___ RECORDS SHOWN
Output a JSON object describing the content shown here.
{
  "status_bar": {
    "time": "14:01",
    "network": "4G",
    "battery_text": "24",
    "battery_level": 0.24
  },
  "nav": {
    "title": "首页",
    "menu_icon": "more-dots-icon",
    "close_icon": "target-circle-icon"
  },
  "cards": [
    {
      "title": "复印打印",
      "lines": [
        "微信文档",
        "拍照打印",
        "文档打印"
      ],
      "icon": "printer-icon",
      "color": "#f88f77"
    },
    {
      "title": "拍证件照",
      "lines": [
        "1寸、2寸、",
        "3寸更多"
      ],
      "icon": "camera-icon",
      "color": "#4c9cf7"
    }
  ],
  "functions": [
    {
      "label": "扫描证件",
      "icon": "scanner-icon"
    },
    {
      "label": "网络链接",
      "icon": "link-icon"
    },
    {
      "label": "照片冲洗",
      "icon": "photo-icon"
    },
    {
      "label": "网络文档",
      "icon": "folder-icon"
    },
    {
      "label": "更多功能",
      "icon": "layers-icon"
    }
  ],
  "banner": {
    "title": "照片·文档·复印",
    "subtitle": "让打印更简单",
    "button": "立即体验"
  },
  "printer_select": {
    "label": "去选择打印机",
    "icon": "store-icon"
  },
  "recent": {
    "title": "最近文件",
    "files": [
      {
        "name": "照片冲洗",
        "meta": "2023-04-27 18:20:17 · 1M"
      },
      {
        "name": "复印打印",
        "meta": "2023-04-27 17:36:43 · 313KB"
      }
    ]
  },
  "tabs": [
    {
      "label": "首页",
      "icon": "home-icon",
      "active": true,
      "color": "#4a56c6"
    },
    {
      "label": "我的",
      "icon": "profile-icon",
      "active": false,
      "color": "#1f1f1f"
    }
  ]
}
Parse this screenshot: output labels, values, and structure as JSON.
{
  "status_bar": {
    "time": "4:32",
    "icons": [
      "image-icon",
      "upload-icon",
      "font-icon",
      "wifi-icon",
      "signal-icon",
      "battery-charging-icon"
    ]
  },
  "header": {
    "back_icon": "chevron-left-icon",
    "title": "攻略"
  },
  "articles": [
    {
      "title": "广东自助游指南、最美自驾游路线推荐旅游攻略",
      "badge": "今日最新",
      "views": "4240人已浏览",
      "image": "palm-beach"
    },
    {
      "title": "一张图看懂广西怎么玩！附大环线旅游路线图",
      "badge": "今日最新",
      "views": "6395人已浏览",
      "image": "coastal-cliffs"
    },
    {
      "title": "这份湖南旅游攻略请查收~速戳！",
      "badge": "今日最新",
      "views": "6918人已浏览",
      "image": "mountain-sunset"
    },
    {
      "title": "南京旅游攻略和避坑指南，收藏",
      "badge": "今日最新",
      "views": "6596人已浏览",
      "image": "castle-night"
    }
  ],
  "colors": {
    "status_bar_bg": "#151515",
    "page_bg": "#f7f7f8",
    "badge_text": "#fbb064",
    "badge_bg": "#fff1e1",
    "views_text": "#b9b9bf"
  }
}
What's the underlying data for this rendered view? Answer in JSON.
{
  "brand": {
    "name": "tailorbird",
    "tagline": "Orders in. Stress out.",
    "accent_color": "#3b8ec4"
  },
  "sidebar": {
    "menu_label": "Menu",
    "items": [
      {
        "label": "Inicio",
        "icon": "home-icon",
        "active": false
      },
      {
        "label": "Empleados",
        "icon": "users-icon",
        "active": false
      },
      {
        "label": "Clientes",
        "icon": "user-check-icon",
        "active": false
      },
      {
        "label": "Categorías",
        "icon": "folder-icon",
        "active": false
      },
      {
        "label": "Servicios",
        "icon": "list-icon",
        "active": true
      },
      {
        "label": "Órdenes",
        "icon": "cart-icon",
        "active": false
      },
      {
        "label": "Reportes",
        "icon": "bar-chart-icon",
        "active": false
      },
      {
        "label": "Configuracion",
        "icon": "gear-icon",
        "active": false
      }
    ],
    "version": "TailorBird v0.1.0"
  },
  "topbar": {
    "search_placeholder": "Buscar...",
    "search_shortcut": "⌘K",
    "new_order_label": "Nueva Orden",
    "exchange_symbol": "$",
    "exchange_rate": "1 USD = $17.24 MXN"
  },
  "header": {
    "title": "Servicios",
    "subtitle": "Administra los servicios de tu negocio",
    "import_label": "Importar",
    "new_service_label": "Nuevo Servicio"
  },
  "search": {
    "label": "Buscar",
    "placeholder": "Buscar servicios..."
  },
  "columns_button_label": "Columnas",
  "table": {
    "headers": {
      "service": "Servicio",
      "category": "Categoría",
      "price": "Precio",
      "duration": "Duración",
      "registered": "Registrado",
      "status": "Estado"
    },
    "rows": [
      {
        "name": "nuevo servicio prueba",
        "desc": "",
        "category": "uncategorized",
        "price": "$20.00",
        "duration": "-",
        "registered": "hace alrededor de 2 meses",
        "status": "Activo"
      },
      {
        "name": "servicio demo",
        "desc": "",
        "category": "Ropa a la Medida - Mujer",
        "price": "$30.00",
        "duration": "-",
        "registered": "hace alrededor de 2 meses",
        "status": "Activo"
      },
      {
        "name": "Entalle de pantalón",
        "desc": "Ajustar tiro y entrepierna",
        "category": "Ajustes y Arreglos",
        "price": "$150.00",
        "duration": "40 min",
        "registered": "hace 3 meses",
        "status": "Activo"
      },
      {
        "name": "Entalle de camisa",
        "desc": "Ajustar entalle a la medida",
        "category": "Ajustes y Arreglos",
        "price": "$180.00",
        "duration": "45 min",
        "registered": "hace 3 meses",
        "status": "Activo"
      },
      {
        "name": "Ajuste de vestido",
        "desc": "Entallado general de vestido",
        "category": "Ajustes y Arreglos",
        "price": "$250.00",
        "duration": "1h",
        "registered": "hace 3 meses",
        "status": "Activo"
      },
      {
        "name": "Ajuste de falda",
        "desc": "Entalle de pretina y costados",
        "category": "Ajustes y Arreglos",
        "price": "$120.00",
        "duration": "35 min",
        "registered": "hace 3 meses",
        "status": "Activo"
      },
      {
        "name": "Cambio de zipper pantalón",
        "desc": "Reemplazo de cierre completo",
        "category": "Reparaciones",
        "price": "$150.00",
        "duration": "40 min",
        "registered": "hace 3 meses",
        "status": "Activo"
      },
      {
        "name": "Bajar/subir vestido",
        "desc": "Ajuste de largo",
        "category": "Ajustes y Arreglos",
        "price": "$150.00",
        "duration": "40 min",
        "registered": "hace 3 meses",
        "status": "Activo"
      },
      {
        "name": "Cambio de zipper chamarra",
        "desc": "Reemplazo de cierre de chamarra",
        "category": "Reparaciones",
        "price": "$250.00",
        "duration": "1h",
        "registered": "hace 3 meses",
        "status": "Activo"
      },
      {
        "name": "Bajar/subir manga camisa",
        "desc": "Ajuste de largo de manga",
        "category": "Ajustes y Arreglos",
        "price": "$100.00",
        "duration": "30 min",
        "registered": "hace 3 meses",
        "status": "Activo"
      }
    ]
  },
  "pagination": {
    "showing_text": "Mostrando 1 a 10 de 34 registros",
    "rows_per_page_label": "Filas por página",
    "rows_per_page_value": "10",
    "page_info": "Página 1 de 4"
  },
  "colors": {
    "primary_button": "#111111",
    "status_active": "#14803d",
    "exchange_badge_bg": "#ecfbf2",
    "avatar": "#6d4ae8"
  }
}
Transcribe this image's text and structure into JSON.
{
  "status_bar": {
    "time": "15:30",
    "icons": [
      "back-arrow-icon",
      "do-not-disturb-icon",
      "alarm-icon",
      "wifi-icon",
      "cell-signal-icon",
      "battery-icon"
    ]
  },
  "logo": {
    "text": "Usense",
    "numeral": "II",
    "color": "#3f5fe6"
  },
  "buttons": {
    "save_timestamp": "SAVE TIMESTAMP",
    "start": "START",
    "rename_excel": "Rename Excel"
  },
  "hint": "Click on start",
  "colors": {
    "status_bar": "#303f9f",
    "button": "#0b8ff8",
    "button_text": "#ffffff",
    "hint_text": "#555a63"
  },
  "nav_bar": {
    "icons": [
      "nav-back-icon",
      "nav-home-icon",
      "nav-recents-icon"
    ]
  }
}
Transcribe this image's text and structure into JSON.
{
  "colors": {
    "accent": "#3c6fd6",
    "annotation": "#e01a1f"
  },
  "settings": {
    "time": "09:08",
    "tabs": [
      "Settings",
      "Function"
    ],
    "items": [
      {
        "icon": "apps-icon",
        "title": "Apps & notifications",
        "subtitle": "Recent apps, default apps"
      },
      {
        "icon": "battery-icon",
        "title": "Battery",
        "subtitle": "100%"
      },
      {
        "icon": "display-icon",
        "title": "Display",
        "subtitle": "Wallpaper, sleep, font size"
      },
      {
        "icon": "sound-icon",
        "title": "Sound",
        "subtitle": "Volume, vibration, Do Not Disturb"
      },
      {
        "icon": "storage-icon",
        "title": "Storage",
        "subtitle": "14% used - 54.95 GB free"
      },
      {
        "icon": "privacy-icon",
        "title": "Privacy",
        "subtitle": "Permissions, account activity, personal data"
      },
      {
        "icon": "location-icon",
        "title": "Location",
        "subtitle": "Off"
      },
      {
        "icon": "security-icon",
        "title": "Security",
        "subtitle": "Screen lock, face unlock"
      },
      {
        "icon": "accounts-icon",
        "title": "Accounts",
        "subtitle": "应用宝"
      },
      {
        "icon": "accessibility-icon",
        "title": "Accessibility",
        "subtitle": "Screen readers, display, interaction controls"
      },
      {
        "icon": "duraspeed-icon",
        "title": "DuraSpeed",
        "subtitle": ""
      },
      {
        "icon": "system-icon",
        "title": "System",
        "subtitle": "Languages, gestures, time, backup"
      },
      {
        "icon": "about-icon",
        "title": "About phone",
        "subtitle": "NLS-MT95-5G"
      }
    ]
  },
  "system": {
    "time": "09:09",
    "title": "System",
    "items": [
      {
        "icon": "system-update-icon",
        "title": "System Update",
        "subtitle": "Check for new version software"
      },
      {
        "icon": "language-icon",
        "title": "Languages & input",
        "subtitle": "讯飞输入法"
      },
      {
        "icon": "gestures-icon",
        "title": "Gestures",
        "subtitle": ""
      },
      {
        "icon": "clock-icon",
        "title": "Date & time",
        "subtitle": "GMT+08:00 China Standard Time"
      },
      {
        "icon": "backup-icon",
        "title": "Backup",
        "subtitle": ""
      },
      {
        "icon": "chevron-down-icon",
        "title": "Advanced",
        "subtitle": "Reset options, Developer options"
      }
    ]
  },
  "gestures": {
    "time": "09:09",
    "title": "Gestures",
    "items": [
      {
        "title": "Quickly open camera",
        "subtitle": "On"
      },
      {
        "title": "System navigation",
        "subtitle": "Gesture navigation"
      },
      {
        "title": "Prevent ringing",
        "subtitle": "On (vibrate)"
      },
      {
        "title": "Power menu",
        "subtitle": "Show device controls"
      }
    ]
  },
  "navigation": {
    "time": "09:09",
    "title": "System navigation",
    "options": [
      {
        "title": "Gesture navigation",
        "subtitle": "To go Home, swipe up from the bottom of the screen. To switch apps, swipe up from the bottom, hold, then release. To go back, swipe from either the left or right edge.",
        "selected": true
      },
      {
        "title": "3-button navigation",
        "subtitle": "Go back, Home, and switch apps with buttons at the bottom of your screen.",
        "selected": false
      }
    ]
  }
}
______
OBJECTIVE: From the entries, copy out each line containing the word "JSON".

SOLVED PROBLEM:
Output a JSON object describing the content shown here.
Parse this screenshot: output labels, values, and structure as JSON.
What's the underlying data for this rendered view? Answer in JSON.
Transcribe this image's text and structure into JSON.
Transcribe this image's text and structure into JSON.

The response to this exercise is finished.